* [MATERIAL SHOWN]:
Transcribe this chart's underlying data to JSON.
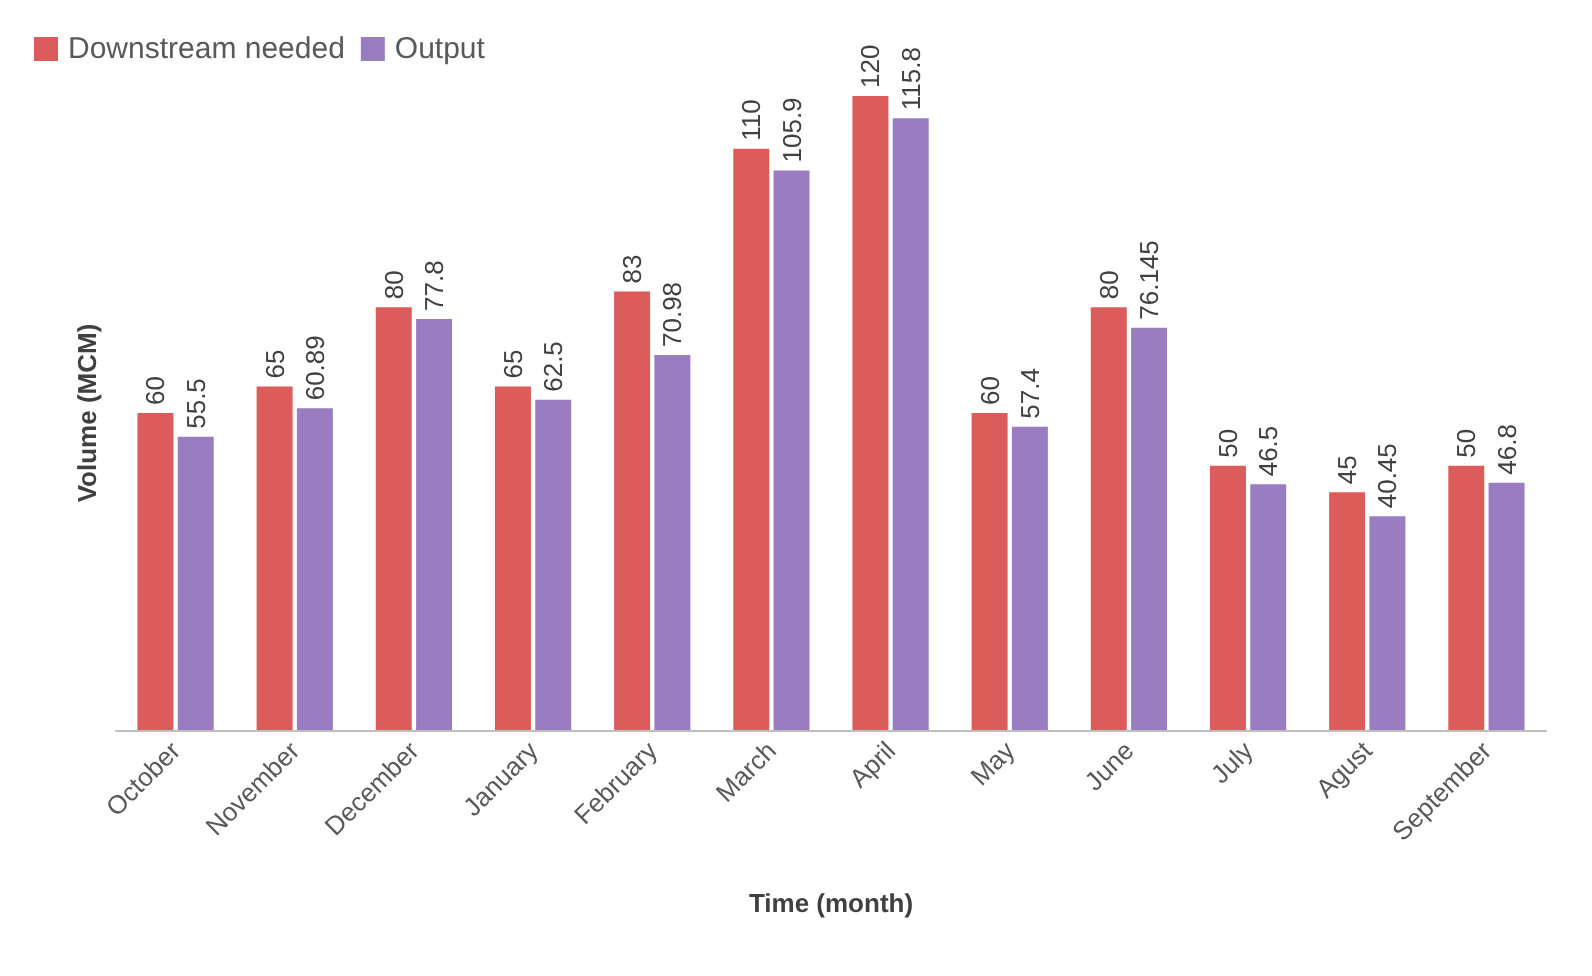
{
  "chart_data": {
    "type": "bar",
    "xlabel": "Time (month)",
    "ylabel": "Volume (MCM)",
    "categories": [
      "October",
      "November",
      "December",
      "January",
      "February",
      "March",
      "April",
      "May",
      "June",
      "July",
      "Agust",
      "September"
    ],
    "series": [
      {
        "name": "Downstream needed",
        "color": "#dc5c5c",
        "values": [
          60,
          65,
          80,
          65,
          83,
          110,
          120,
          60,
          80,
          50,
          45,
          50
        ]
      },
      {
        "name": "Output",
        "color": "#9a7cc0",
        "values": [
          55.5,
          60.89,
          77.8,
          62.5,
          70.98,
          105.9,
          115.8,
          57.4,
          76.145,
          46.5,
          40.45,
          46.8
        ]
      }
    ],
    "data_labels": true,
    "legend": "top left",
    "grid": false
  }
}
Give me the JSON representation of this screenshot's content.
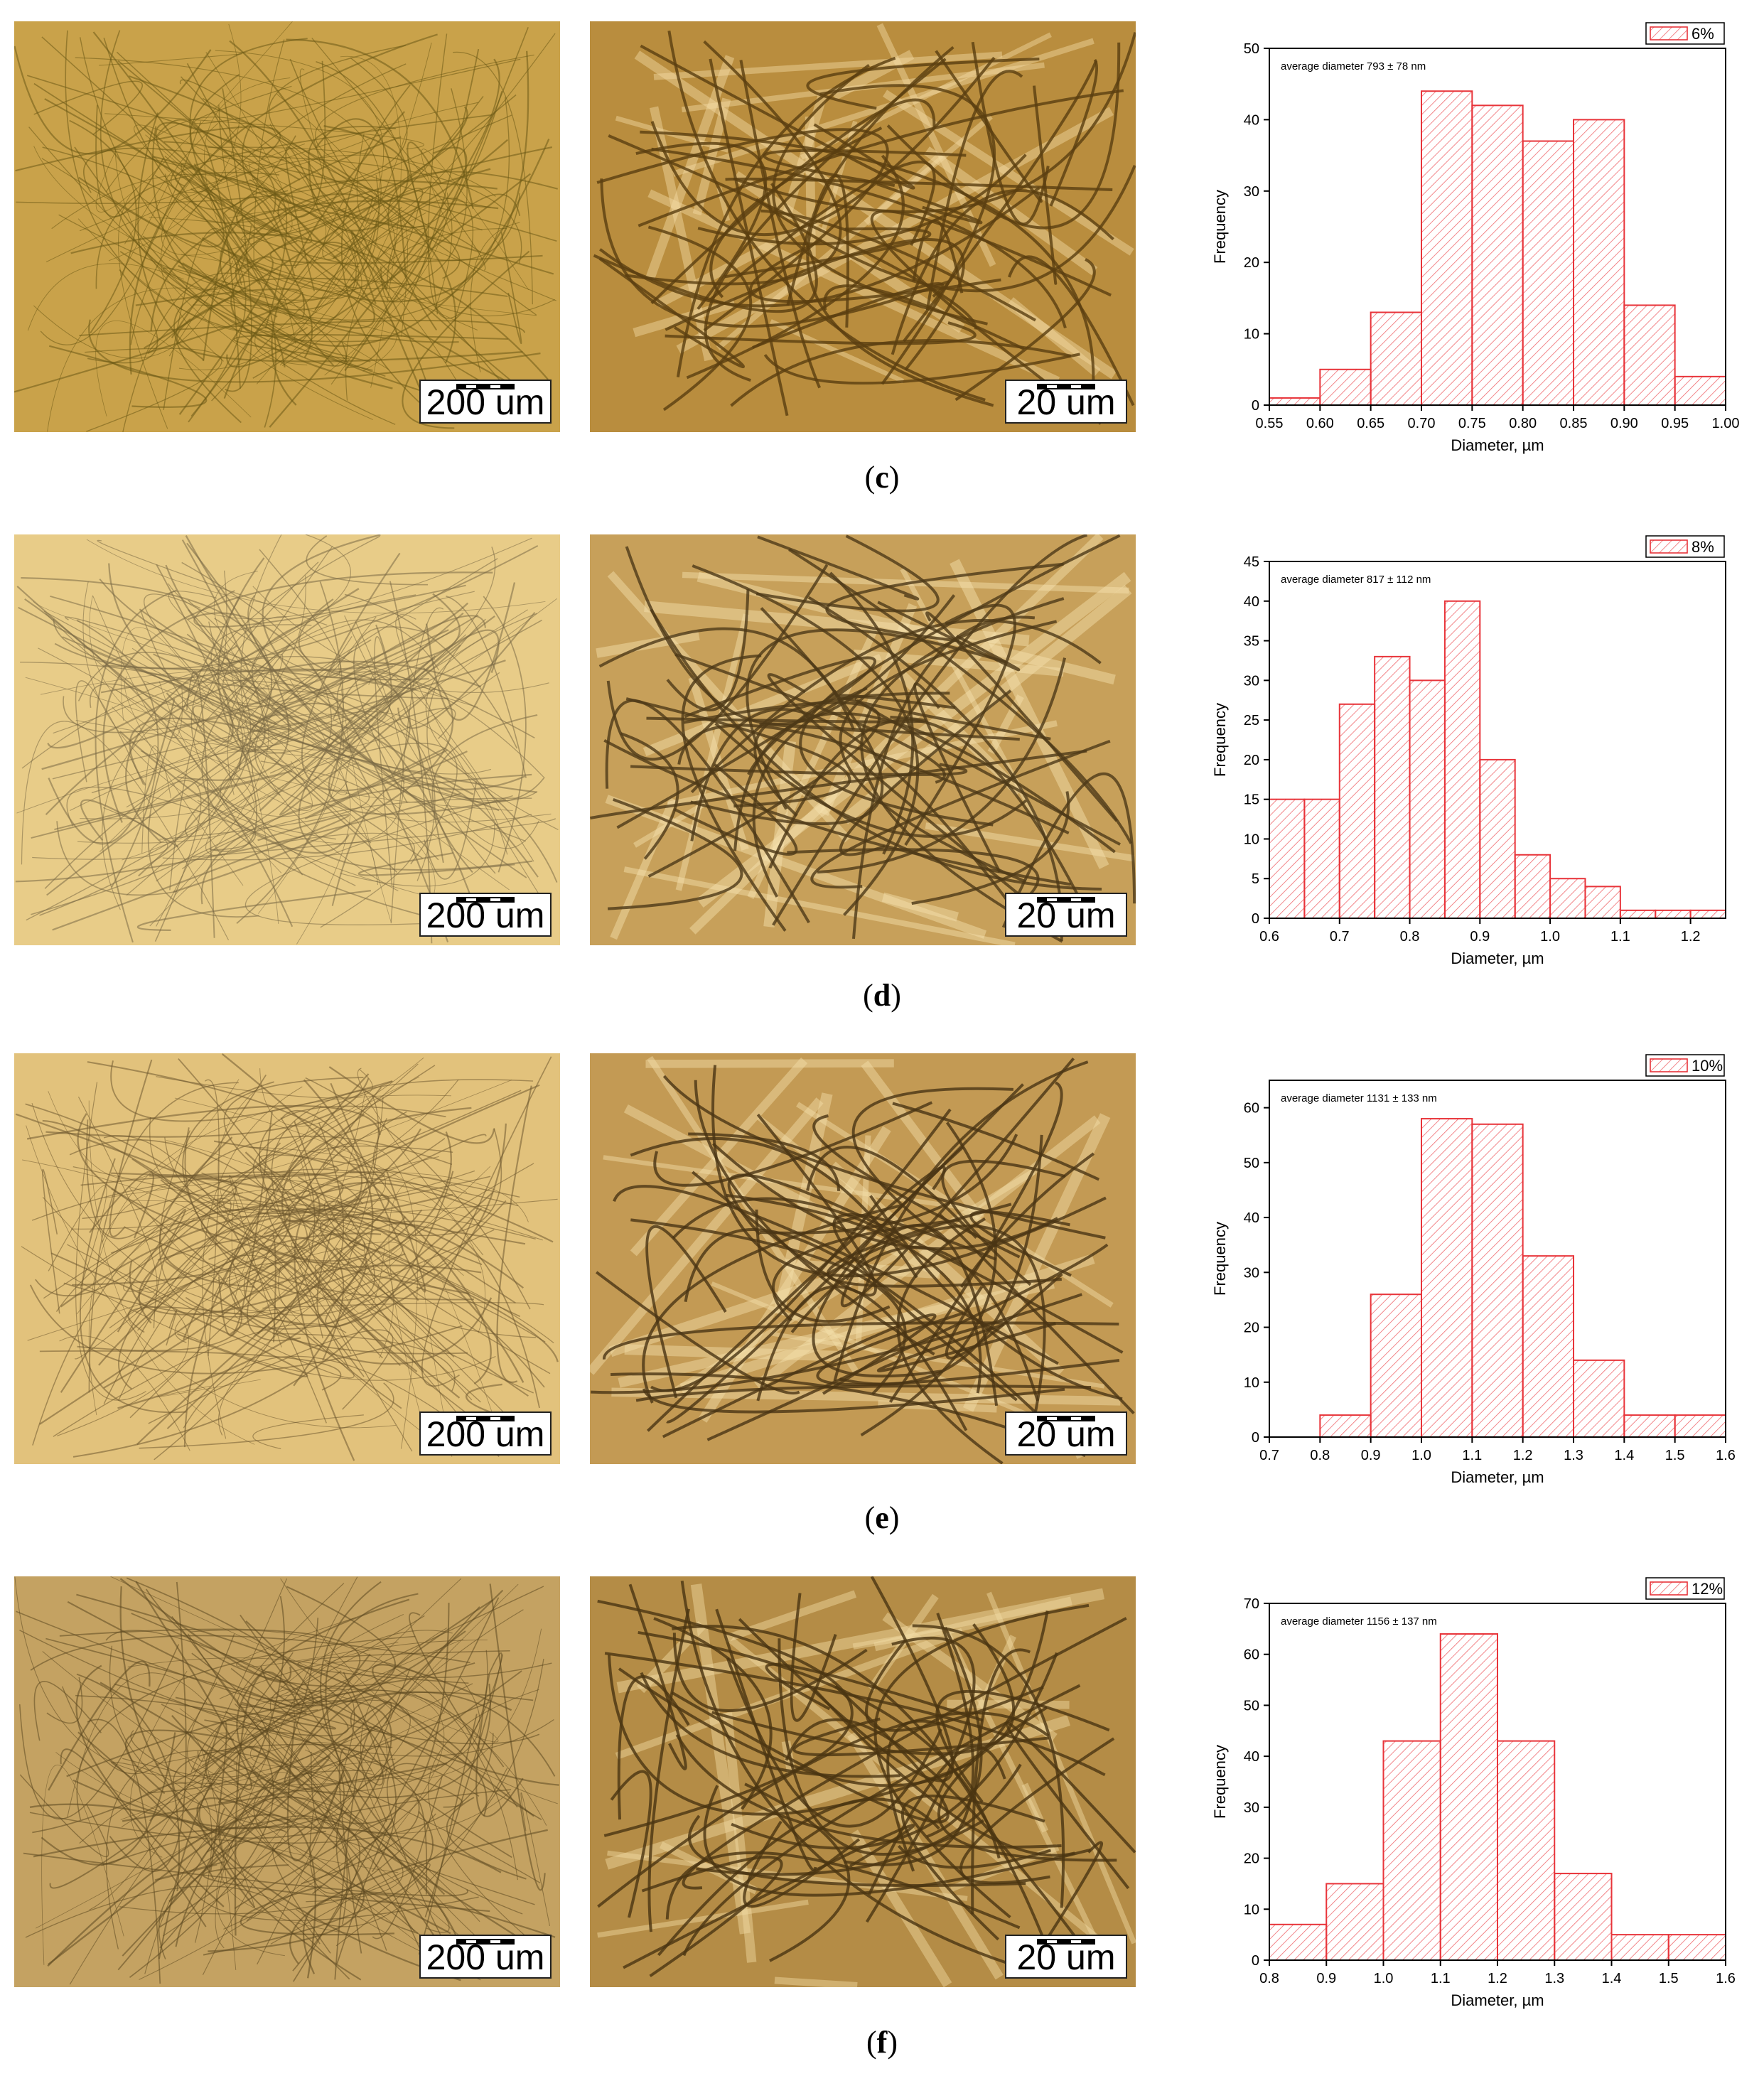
{
  "panels": [
    {
      "id": "c",
      "caption_letter": "c",
      "scale_left": "200 um",
      "scale_mid": "20 um",
      "micro_colors": {
        "bg": "#c9a24a",
        "fiber": "#6b5a16"
      },
      "mid_colors": {
        "bg": "#b98d3e",
        "fiber": "#5a3f10",
        "glow": "#f3dba4"
      },
      "chart_data": {
        "type": "bar",
        "legend": "6%",
        "annotation": "average diameter 793 ± 78 nm",
        "xlabel": "Diameter, µm",
        "ylabel": "Frequency",
        "bin_edges": [
          0.55,
          0.6,
          0.65,
          0.7,
          0.75,
          0.8,
          0.85,
          0.9,
          0.95,
          1.0
        ],
        "values": [
          1,
          5,
          13,
          44,
          42,
          37,
          40,
          14,
          4
        ],
        "xlim": [
          0.55,
          1.0
        ],
        "ylim": [
          0,
          50
        ],
        "xticks": [
          "0.55",
          "0.60",
          "0.65",
          "0.70",
          "0.75",
          "0.80",
          "0.85",
          "0.90",
          "0.95",
          "1.00"
        ],
        "xtick_values": [
          0.55,
          0.6,
          0.65,
          0.7,
          0.75,
          0.8,
          0.85,
          0.9,
          0.95,
          1.0
        ],
        "yticks": [
          0,
          10,
          20,
          30,
          40,
          50
        ]
      }
    },
    {
      "id": "d",
      "caption_letter": "d",
      "scale_left": "200 um",
      "scale_mid": "20 um",
      "micro_colors": {
        "bg": "#e8cc88",
        "fiber": "#7a6a46"
      },
      "mid_colors": {
        "bg": "#c7a05a",
        "fiber": "#4d3a18",
        "glow": "#f6e2b0"
      },
      "chart_data": {
        "type": "bar",
        "legend": "8%",
        "annotation": "average diameter 817 ± 112 nm",
        "xlabel": "Diameter, µm",
        "ylabel": "Frequency",
        "bin_edges": [
          0.6,
          0.65,
          0.7,
          0.75,
          0.8,
          0.85,
          0.9,
          0.95,
          1.0,
          1.05,
          1.1,
          1.15,
          1.2,
          1.25
        ],
        "values": [
          15,
          15,
          27,
          33,
          30,
          40,
          20,
          8,
          5,
          4,
          1,
          1,
          1
        ],
        "xlim": [
          0.6,
          1.25
        ],
        "ylim": [
          0,
          45
        ],
        "xticks": [
          "0.6",
          "0.7",
          "0.8",
          "0.9",
          "1.0",
          "1.1",
          "1.2"
        ],
        "xtick_values": [
          0.6,
          0.7,
          0.8,
          0.9,
          1.0,
          1.1,
          1.2
        ],
        "yticks": [
          0,
          5,
          10,
          15,
          20,
          25,
          30,
          35,
          40,
          45
        ]
      }
    },
    {
      "id": "e",
      "caption_letter": "e",
      "scale_left": "200 um",
      "scale_mid": "20 um",
      "micro_colors": {
        "bg": "#e2c27c",
        "fiber": "#6f5a30"
      },
      "mid_colors": {
        "bg": "#c39a54",
        "fiber": "#4a3514",
        "glow": "#f5dfaa"
      },
      "chart_data": {
        "type": "bar",
        "legend": "10%",
        "annotation": "average diameter 1131 ± 133 nm",
        "xlabel": "Diameter, µm",
        "ylabel": "Frequency",
        "bin_edges": [
          0.8,
          0.9,
          1.0,
          1.1,
          1.2,
          1.3,
          1.4,
          1.5,
          1.6
        ],
        "values": [
          4,
          26,
          58,
          57,
          33,
          14,
          4,
          4
        ],
        "xlim": [
          0.7,
          1.6
        ],
        "ylim": [
          0,
          65
        ],
        "xticks": [
          "0.7",
          "0.8",
          "0.9",
          "1.0",
          "1.1",
          "1.2",
          "1.3",
          "1.4",
          "1.5",
          "1.6"
        ],
        "xtick_values": [
          0.7,
          0.8,
          0.9,
          1.0,
          1.1,
          1.2,
          1.3,
          1.4,
          1.5,
          1.6
        ],
        "yticks": [
          0,
          10,
          20,
          30,
          40,
          50,
          60
        ]
      }
    },
    {
      "id": "f",
      "caption_letter": "f",
      "scale_left": "200 um",
      "scale_mid": "20 um",
      "micro_colors": {
        "bg": "#c4a262",
        "fiber": "#5c4820"
      },
      "mid_colors": {
        "bg": "#b48c46",
        "fiber": "#4a3412",
        "glow": "#f2dba4"
      },
      "chart_data": {
        "type": "bar",
        "legend": "12%",
        "annotation": "average diameter 1156 ± 137 nm",
        "xlabel": "Diameter, µm",
        "ylabel": "Frequency",
        "bin_edges": [
          0.8,
          0.9,
          1.0,
          1.1,
          1.2,
          1.3,
          1.4,
          1.5,
          1.6
        ],
        "values": [
          7,
          15,
          43,
          64,
          43,
          17,
          5,
          5
        ],
        "xlim": [
          0.8,
          1.6
        ],
        "ylim": [
          0,
          70
        ],
        "xticks": [
          "0.8",
          "0.9",
          "1.0",
          "1.1",
          "1.2",
          "1.3",
          "1.4",
          "1.5",
          "1.6"
        ],
        "xtick_values": [
          0.8,
          0.9,
          1.0,
          1.1,
          1.2,
          1.3,
          1.4,
          1.5,
          1.6
        ],
        "yticks": [
          0,
          10,
          20,
          30,
          40,
          50,
          60,
          70
        ]
      }
    }
  ],
  "colors": {
    "bar_stroke": "#e8343a",
    "hatch": "#ef6a6e",
    "axis": "#000000"
  }
}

* [WORK TO BE COMPLETED]:
How many lines of the records contain the string "legend"? Respond with the number alone.

* [CORRECT OUTPUT]:
5